# [Written exercise]
Where a line holds "marker", copy it.

# [Data listing]
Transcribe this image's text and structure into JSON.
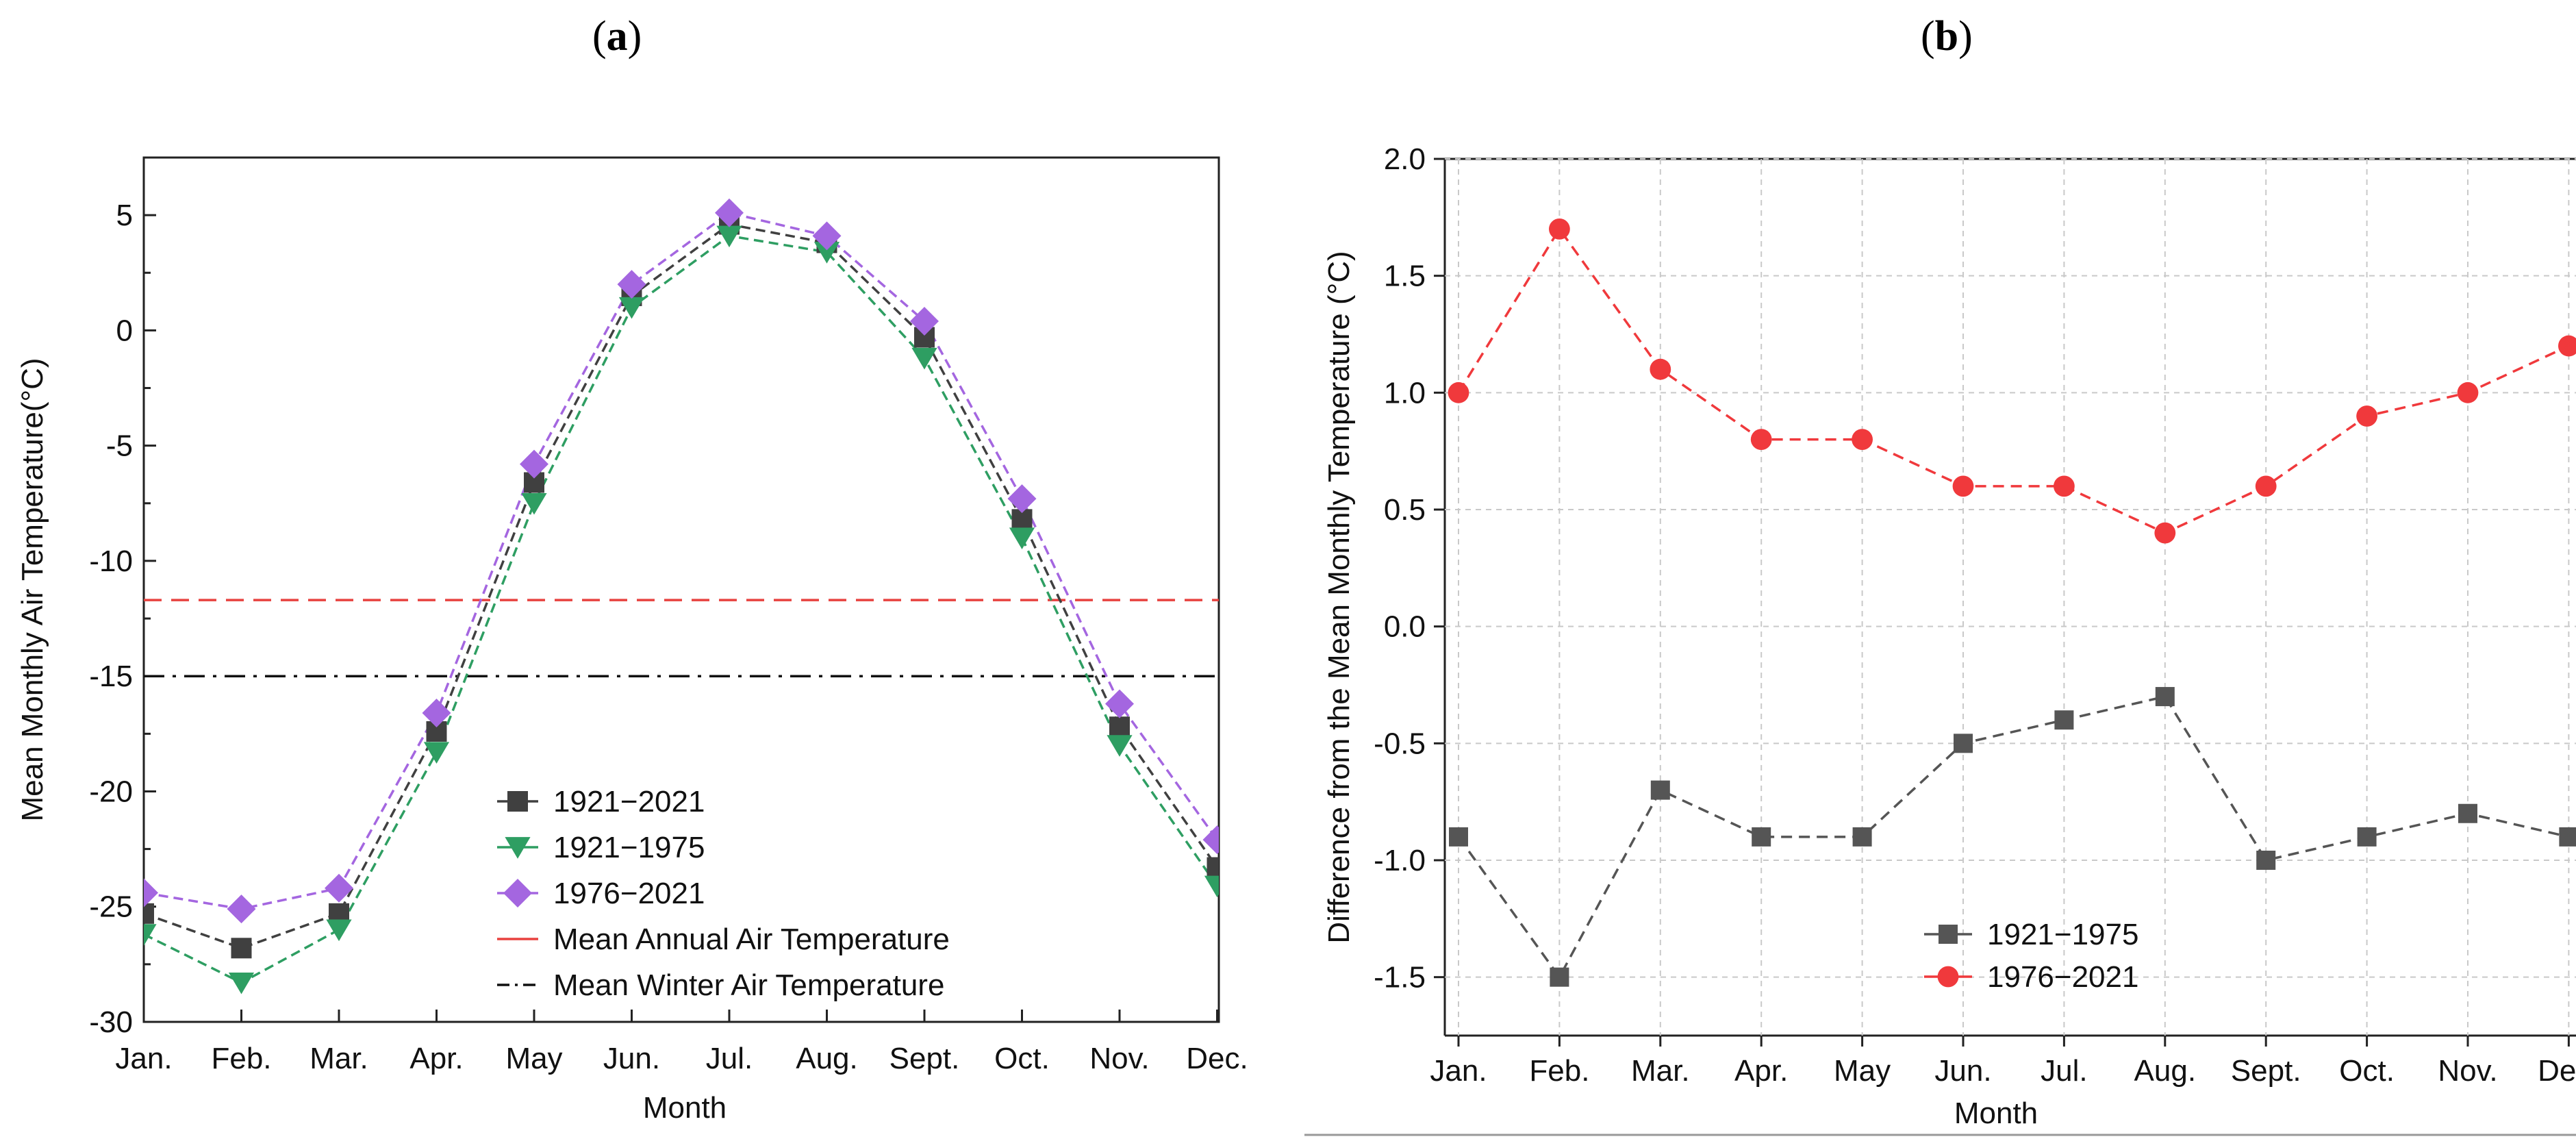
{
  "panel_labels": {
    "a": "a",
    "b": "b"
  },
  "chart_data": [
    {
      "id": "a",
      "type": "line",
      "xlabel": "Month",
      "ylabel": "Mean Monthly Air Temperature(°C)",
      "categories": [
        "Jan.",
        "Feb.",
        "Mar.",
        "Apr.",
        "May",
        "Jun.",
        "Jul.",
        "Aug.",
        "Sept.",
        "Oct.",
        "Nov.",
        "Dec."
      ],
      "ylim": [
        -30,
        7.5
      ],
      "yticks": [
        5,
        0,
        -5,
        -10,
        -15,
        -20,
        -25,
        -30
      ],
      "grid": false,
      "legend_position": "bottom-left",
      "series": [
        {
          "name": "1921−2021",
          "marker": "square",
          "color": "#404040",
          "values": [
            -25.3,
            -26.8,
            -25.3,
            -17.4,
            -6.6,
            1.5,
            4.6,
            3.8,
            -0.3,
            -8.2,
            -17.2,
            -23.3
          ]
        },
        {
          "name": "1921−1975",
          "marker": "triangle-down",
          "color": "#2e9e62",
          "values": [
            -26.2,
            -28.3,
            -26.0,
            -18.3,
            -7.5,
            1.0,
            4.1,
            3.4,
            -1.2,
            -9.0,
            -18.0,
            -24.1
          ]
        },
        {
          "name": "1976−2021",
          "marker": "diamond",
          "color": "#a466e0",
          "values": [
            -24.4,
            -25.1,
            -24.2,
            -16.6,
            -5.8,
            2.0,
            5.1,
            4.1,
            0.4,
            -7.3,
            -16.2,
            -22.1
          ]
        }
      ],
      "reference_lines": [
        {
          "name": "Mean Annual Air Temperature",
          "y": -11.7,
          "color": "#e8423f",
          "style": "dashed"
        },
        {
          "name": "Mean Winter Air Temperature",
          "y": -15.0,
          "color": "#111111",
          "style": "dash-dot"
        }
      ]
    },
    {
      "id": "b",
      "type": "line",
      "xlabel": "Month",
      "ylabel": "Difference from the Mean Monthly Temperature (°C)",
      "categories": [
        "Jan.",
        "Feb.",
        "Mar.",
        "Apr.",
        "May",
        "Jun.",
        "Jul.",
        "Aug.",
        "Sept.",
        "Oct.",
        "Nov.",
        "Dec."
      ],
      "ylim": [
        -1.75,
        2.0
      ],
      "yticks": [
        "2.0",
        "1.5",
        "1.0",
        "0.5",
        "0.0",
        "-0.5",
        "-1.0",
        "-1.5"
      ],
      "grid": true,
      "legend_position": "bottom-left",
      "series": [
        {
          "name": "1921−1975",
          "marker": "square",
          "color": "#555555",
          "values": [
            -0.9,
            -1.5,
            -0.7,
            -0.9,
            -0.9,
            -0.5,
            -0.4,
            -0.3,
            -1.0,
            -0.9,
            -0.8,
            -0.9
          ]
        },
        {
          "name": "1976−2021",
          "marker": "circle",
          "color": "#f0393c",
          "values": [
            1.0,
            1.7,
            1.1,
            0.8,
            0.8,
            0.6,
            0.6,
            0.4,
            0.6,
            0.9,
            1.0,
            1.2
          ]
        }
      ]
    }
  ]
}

==

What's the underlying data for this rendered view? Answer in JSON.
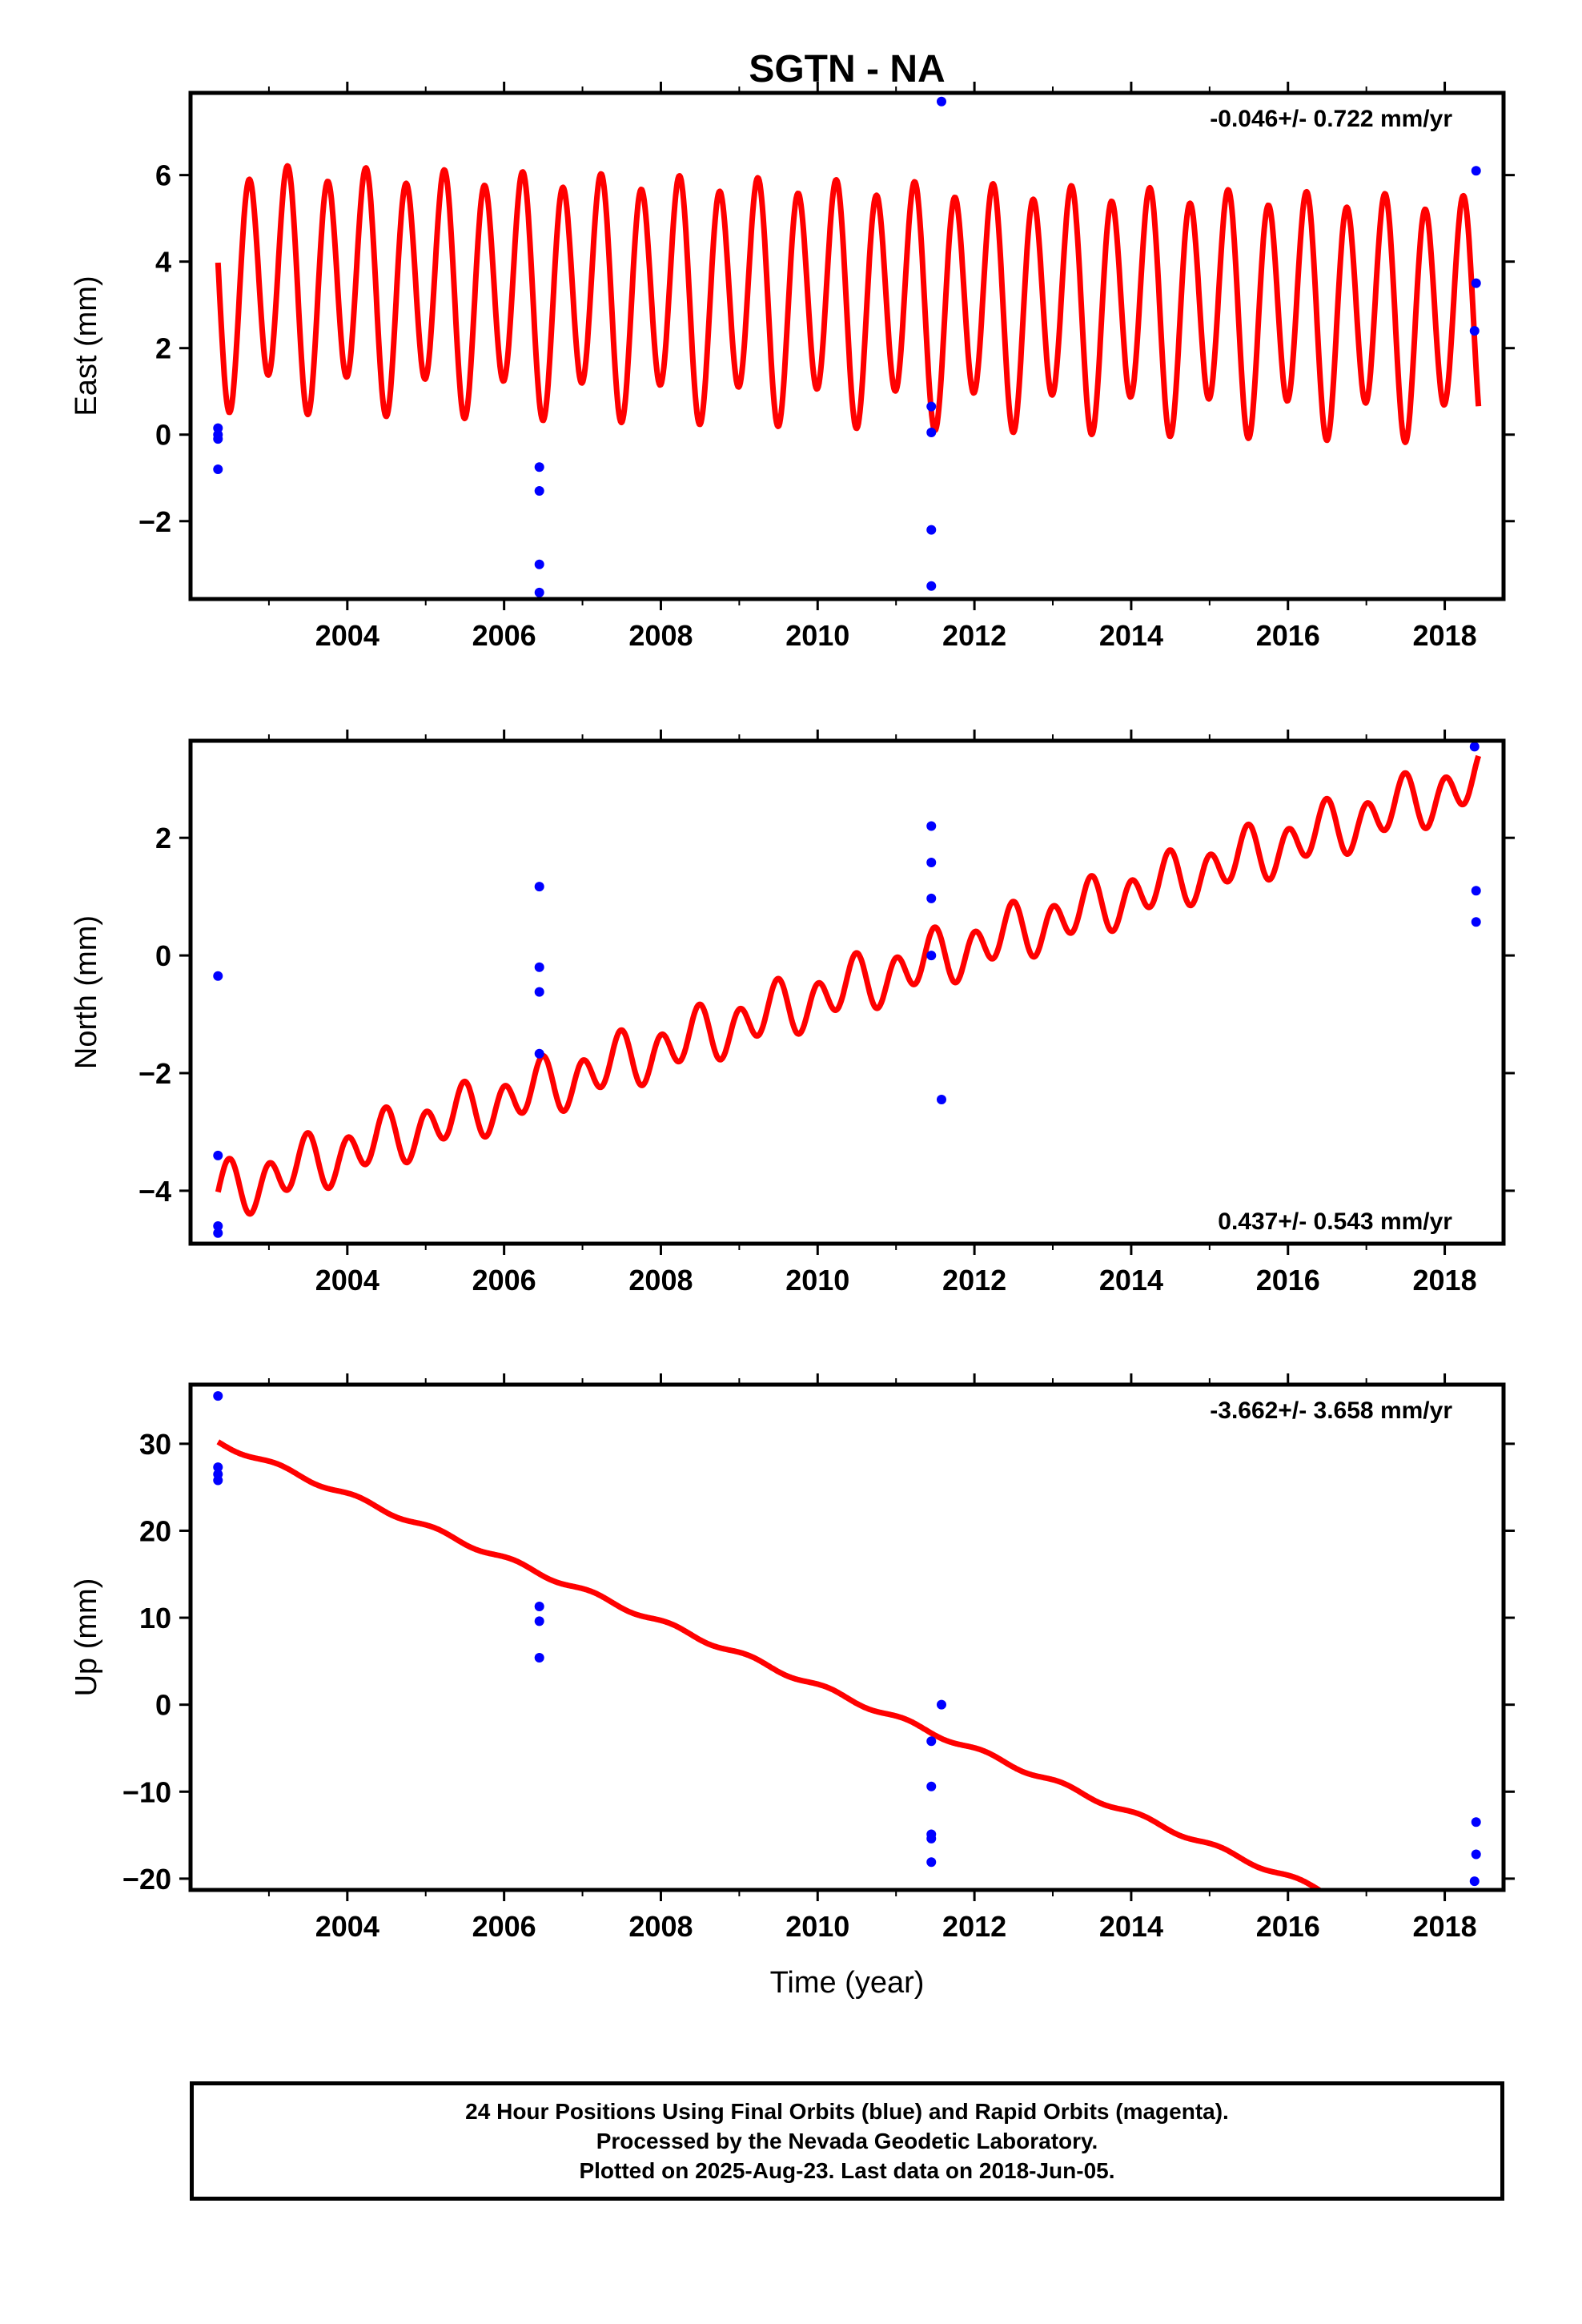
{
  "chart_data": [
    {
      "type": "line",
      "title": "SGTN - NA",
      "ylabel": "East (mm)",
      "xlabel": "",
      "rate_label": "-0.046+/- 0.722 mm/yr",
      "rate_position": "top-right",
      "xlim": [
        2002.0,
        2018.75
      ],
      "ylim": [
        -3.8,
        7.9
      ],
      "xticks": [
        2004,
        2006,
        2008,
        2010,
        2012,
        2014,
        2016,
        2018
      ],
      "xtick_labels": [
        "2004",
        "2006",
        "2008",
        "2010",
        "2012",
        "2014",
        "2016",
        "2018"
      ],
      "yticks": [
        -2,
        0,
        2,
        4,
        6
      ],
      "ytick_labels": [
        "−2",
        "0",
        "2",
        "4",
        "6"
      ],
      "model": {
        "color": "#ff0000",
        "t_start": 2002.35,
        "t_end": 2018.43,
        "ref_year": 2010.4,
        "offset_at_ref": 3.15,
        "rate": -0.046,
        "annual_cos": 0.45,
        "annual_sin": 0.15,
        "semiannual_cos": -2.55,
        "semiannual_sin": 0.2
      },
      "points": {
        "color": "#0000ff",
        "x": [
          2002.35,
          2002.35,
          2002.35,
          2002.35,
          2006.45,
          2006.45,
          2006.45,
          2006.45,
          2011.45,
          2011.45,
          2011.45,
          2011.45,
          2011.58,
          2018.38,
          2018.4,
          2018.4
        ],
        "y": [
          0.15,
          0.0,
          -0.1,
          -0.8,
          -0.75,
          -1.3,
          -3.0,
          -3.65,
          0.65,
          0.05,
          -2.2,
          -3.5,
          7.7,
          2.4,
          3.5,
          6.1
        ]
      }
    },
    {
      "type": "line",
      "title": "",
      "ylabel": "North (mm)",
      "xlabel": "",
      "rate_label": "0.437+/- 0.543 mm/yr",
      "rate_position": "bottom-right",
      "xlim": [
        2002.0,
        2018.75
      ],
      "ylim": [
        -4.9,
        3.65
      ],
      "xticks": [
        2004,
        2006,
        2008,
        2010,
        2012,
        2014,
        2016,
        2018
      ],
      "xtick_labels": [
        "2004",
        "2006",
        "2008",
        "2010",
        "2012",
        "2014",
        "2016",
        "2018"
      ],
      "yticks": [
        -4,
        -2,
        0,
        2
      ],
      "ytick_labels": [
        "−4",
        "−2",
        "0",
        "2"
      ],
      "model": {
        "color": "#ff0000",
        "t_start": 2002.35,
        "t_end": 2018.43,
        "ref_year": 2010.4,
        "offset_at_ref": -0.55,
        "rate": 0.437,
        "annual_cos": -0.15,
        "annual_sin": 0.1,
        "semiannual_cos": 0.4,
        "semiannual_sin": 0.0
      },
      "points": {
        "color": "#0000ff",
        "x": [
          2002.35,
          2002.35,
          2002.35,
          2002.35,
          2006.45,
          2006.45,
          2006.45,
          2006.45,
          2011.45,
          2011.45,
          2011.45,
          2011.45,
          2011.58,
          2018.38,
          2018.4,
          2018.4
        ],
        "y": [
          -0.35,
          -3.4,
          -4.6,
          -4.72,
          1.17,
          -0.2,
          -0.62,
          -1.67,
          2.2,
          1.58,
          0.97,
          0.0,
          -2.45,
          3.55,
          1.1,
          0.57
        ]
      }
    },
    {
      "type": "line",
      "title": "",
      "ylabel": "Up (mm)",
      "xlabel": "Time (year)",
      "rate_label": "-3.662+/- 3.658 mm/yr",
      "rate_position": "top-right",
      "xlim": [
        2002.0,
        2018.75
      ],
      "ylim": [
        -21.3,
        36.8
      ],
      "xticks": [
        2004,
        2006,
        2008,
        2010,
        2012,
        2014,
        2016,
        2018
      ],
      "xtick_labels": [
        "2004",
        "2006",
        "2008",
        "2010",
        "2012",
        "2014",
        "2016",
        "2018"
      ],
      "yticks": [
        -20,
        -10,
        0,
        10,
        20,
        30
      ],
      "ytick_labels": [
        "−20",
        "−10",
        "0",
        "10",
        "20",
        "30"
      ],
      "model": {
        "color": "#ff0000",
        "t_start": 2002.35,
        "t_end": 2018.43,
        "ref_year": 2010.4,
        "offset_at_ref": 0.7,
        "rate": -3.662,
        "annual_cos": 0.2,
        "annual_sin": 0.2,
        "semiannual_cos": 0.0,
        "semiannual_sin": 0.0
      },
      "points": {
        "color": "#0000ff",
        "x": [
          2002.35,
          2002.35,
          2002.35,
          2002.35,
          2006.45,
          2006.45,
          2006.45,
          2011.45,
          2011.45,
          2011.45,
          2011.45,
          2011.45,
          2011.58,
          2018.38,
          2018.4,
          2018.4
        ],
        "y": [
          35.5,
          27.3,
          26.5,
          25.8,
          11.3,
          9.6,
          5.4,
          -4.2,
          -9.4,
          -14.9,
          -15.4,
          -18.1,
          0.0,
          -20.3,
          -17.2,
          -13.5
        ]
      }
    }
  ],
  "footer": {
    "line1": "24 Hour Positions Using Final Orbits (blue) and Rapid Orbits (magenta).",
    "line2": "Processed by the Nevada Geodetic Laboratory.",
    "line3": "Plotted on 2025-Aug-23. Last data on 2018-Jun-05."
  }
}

# [Correct result]
          "marker": "square",
          "marker": "triangle-down",
          "marker": "diamond",
          "marker": "square",
          "marker": "circle",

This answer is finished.